TO BE DONE:
Identify every line in the records below that contains the word "Constant", and reproduce each one.

(Saved data entries)
+ + +
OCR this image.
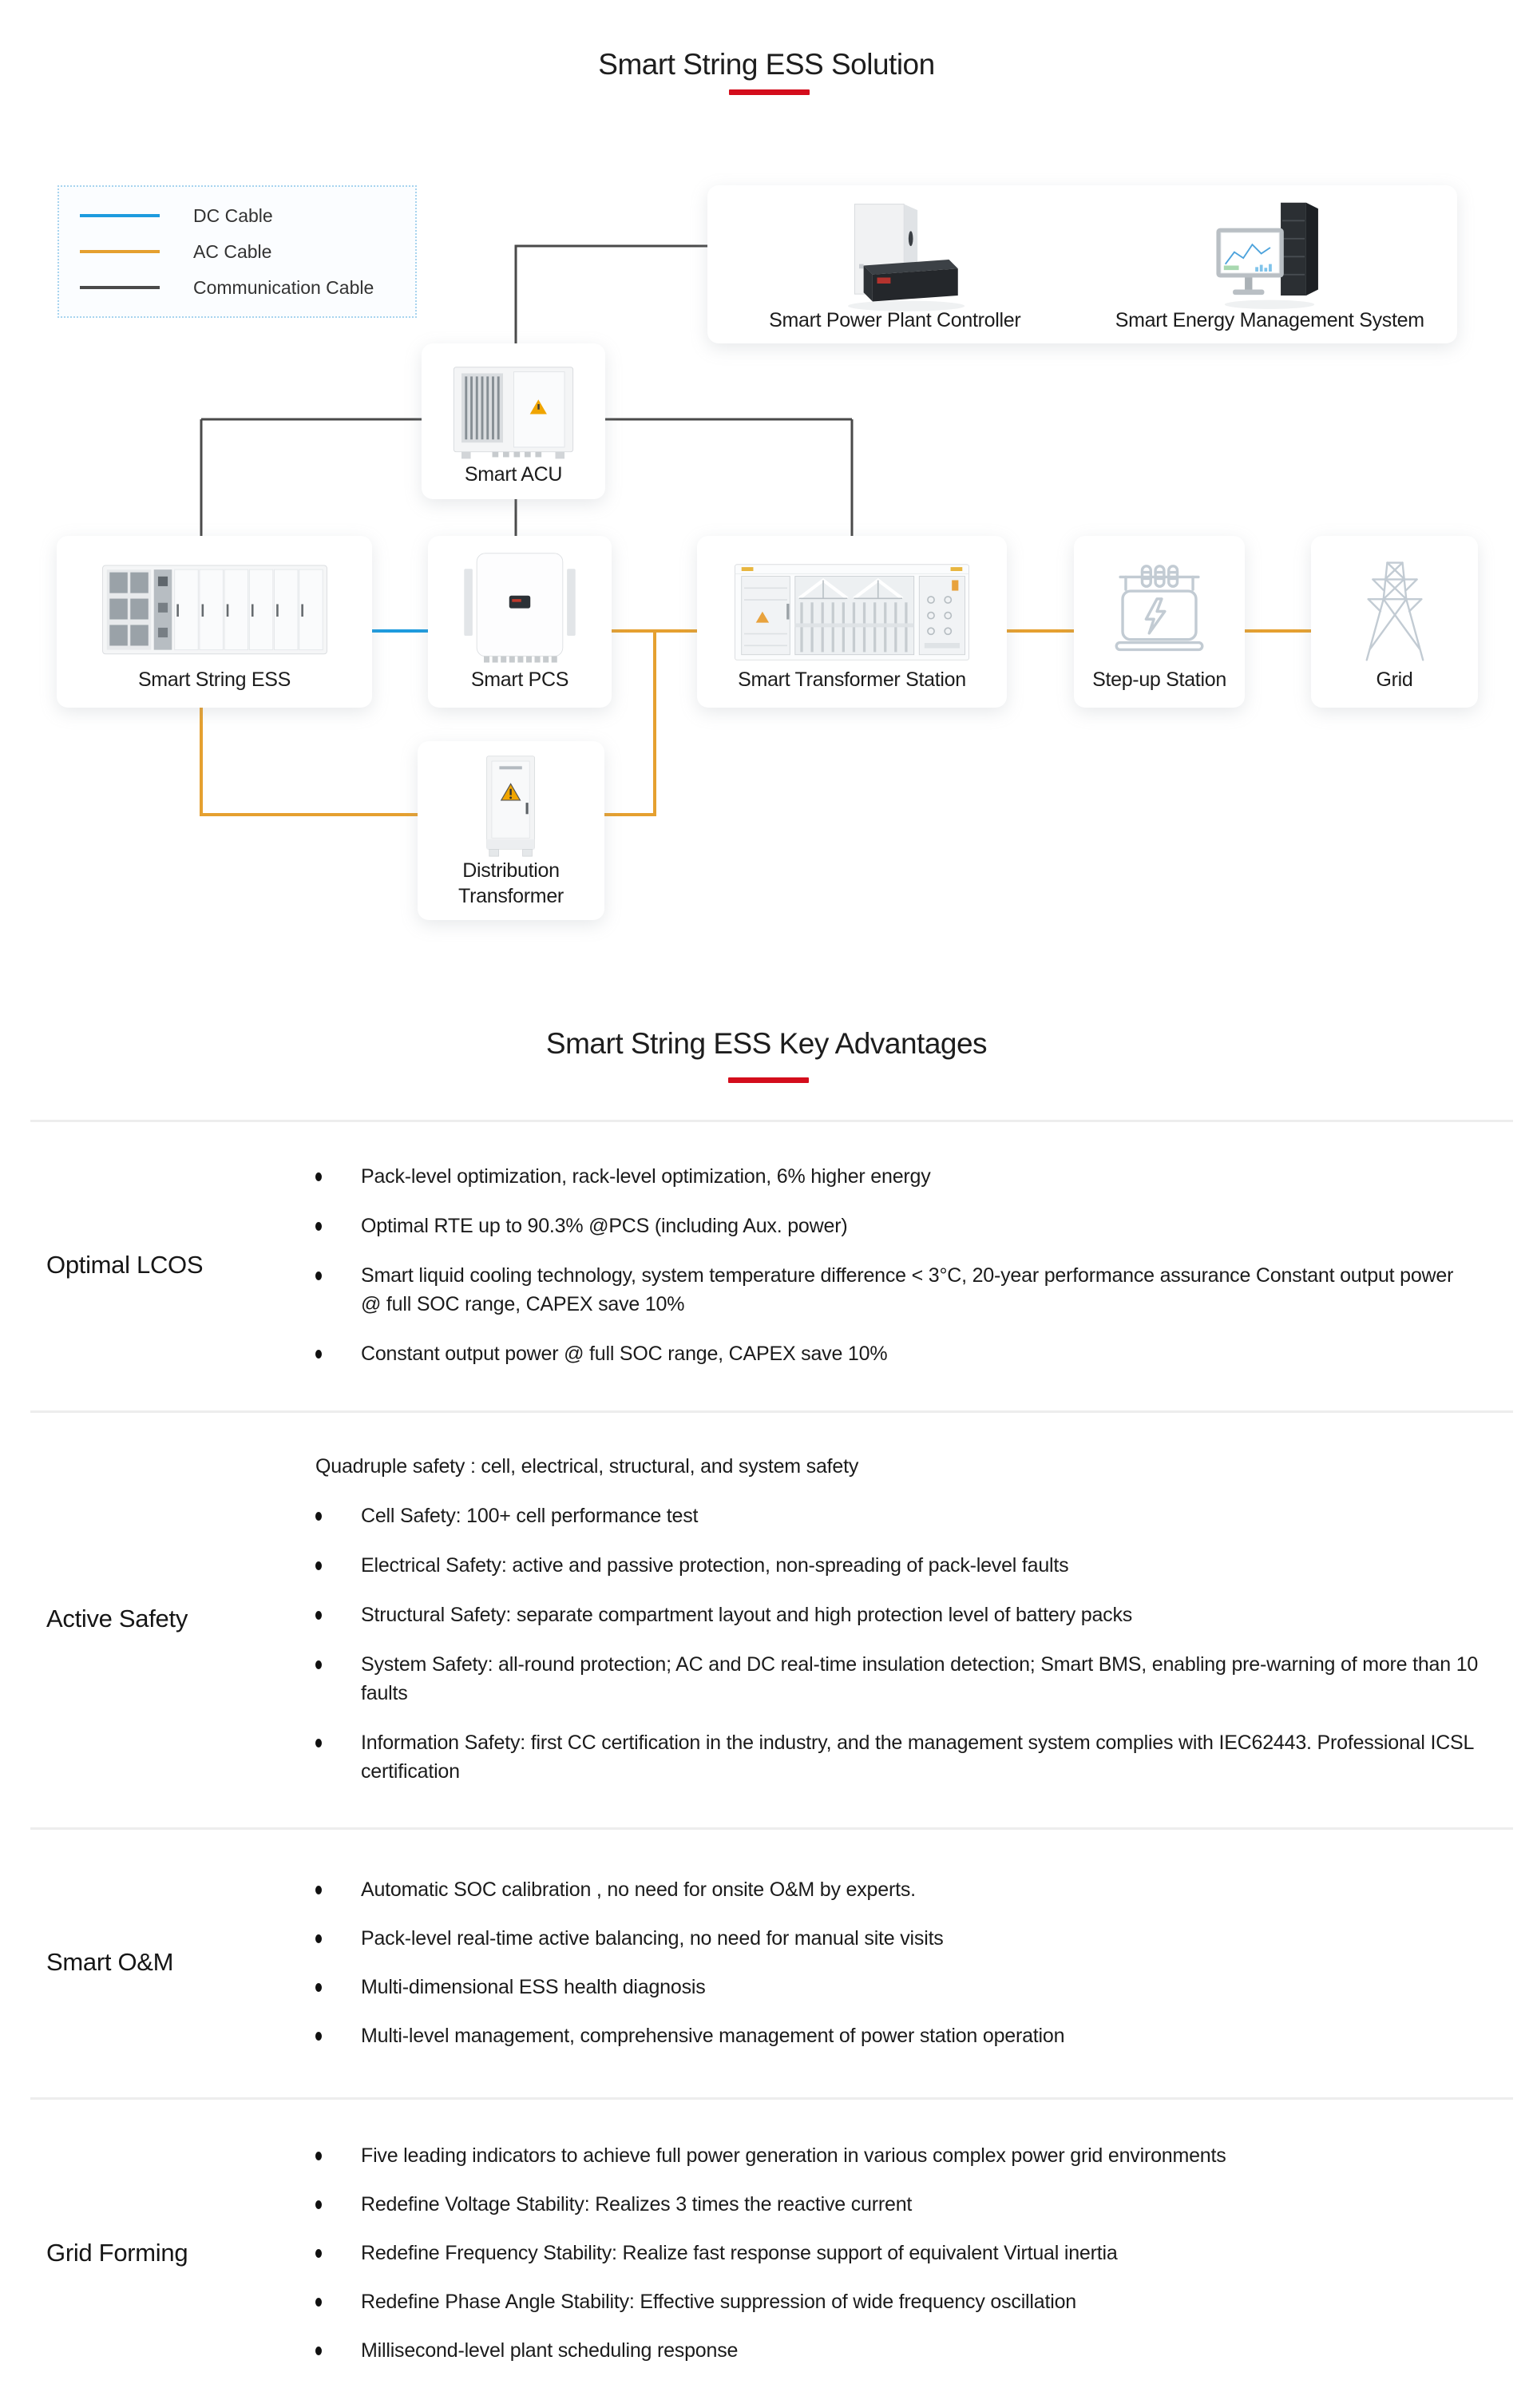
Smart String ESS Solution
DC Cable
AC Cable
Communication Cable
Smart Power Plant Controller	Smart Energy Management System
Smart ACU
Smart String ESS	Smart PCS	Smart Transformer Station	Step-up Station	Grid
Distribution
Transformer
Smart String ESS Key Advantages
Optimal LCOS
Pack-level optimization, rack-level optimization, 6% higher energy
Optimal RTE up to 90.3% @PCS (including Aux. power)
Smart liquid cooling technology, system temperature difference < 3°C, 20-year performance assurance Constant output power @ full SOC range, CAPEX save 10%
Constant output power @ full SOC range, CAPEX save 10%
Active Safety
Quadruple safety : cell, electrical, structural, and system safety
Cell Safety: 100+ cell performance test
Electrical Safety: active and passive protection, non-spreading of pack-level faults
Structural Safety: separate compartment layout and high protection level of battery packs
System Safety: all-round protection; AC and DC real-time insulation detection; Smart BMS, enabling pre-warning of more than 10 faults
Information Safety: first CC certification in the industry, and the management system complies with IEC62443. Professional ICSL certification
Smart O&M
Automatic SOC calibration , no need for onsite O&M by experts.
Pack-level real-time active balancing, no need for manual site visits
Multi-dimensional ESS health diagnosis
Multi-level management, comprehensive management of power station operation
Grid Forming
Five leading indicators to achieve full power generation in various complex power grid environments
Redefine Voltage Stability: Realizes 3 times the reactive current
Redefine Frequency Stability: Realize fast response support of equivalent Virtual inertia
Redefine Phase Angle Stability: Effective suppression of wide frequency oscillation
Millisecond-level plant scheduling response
+ + +
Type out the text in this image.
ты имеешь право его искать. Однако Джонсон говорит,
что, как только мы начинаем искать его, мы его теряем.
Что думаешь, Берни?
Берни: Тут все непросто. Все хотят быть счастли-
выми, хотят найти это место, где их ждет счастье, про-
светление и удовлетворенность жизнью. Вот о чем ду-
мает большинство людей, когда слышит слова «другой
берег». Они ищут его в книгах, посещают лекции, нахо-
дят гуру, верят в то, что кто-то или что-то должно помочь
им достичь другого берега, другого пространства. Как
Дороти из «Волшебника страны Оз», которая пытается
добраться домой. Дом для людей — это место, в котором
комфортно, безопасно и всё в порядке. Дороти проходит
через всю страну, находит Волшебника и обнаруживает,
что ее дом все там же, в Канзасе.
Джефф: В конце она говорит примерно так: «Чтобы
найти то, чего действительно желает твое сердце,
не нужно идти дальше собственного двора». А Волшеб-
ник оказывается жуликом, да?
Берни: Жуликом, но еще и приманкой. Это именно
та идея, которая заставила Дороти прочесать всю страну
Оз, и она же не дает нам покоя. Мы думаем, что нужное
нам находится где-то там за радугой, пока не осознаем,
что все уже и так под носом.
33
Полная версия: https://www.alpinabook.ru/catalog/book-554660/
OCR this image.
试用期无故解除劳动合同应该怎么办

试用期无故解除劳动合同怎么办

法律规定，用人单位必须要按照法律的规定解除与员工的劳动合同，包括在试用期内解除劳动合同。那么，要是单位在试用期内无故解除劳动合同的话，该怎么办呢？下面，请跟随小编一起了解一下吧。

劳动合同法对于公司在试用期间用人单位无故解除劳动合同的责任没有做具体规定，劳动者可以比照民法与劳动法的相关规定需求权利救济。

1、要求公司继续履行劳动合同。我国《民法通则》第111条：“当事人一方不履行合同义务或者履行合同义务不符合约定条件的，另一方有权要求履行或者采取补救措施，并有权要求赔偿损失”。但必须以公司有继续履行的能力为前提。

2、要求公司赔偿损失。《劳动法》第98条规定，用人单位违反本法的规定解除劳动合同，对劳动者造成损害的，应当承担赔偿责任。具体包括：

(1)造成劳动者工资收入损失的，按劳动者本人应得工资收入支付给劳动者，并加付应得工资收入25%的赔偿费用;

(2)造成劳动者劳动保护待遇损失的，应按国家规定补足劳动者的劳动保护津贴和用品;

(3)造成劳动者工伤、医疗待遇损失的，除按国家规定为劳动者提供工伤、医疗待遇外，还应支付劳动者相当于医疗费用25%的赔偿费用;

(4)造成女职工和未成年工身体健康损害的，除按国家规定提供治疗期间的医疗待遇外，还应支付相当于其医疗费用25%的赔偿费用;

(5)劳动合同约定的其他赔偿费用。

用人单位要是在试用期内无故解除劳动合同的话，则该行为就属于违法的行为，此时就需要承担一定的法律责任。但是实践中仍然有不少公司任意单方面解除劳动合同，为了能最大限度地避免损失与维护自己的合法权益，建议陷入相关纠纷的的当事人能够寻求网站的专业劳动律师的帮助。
+ + +
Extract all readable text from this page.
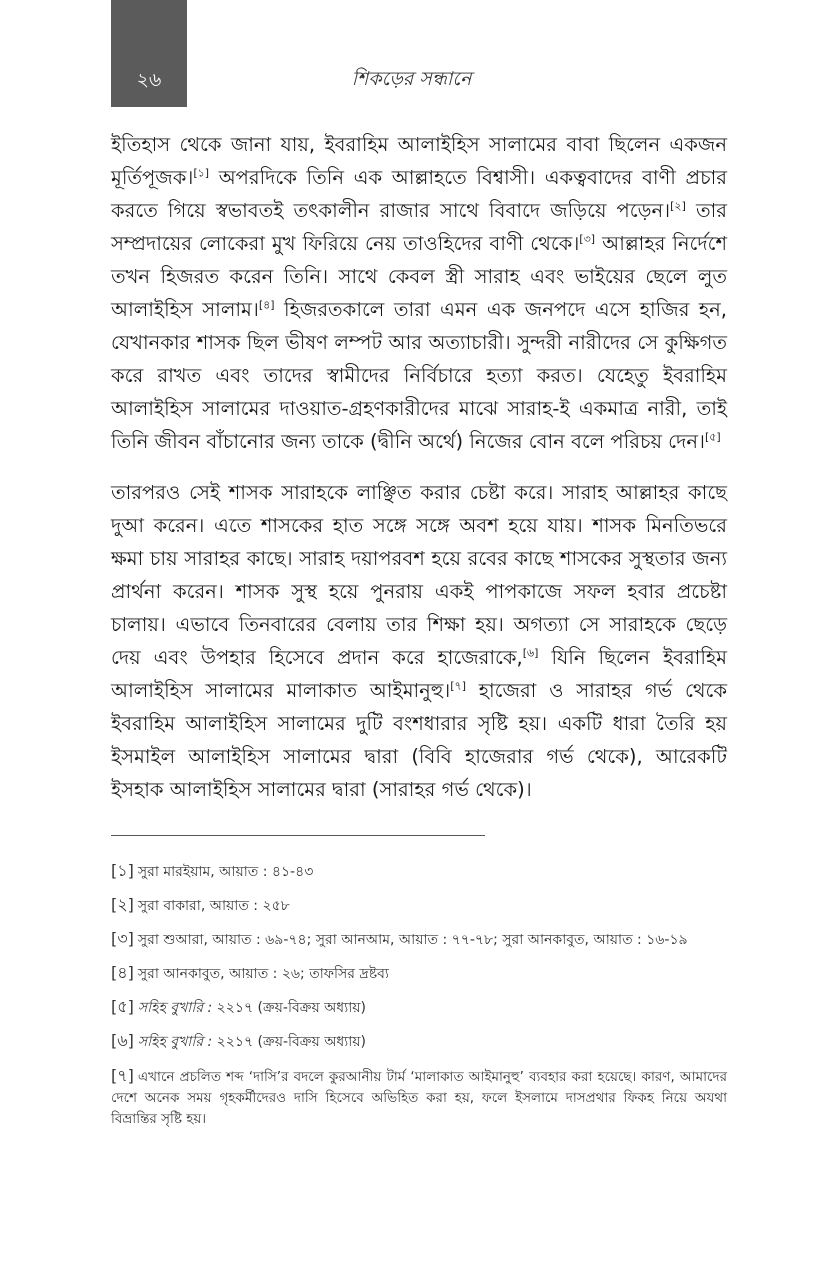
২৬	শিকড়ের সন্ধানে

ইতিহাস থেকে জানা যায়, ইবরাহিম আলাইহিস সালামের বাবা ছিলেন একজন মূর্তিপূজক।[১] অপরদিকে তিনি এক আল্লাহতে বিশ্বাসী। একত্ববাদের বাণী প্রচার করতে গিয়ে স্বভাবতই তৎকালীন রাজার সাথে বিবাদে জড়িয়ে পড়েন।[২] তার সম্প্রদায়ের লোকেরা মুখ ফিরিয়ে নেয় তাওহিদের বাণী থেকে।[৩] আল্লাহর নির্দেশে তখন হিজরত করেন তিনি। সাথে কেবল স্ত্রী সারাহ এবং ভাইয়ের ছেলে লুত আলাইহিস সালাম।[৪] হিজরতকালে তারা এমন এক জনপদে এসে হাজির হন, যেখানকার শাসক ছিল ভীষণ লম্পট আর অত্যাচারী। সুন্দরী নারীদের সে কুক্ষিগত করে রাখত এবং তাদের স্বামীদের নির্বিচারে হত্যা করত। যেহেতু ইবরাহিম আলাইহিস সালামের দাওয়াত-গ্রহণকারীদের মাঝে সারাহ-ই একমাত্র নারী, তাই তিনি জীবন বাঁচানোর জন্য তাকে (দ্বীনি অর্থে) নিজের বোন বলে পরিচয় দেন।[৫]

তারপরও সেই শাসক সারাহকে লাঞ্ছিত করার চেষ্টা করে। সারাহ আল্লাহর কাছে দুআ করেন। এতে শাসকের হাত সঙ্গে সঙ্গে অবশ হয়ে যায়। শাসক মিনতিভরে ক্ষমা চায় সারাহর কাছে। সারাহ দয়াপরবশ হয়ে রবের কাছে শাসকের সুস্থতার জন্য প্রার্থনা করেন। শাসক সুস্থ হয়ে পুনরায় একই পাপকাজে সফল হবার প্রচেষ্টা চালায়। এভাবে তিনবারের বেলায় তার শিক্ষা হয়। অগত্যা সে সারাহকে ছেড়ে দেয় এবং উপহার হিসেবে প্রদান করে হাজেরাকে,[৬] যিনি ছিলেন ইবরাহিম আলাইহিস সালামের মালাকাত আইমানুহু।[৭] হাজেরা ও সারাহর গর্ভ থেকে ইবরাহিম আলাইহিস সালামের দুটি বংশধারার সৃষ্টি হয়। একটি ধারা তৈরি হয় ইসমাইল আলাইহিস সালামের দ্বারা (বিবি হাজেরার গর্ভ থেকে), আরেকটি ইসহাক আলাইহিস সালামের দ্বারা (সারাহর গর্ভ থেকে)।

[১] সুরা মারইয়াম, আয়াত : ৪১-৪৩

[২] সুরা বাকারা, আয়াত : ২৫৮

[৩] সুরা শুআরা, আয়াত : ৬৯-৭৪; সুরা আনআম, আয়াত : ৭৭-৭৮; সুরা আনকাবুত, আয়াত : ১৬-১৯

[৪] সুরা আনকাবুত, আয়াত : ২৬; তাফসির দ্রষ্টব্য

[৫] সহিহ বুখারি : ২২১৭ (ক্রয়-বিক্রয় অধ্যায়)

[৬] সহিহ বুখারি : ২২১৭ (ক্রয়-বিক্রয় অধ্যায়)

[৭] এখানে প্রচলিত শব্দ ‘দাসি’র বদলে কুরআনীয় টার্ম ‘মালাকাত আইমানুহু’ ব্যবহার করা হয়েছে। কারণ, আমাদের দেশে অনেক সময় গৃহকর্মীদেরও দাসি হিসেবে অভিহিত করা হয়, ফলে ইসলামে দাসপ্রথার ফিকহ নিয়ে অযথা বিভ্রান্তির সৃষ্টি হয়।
+ + +
OUTPUT FOR THIS TASK:
Smart liquid cooling technology, system temperature difference < 3°C, 20-year performance assurance Constant output power @ full SOC range, CAPEX save 10%
Constant output power @ full SOC range, CAPEX save 10%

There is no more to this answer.